Goal: Transcribe each record below word for word.

[Stored records]
* begin *
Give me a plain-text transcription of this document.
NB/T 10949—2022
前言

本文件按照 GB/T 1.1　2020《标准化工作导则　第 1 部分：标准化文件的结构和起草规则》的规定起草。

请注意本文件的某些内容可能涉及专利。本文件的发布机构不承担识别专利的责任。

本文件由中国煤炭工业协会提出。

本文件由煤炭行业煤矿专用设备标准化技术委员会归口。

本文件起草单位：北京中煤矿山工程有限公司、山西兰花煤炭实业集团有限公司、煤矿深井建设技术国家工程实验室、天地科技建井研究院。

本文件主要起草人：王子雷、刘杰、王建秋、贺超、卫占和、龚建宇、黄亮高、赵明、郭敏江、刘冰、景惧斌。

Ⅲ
* end *
Complete output:
Give me a plain-text transcription of this document.
NB/T 10949—2022
前言

本文件按照 GB/T 1.1　2020《标准化工作导则　第 1 部分：标准化文件的结构和起草规则》的规定起草。

请注意本文件的某些内容可能涉及专利。本文件的发布机构不承担识别专利的责任。

本文件由中国煤炭工业协会提出。

本文件由煤炭行业煤矿专用设备标准化技术委员会归口。

本文件起草单位：北京中煤矿山工程有限公司、山西兰花煤炭实业集团有限公司、煤矿深井建设技术国家工程实验室、天地科技建井研究院。

本文件主要起草人：王子雷、刘杰、王建秋、贺超、卫占和、龚建宇、黄亮高、赵明、郭敏江、刘冰、景惧斌。

Ⅲ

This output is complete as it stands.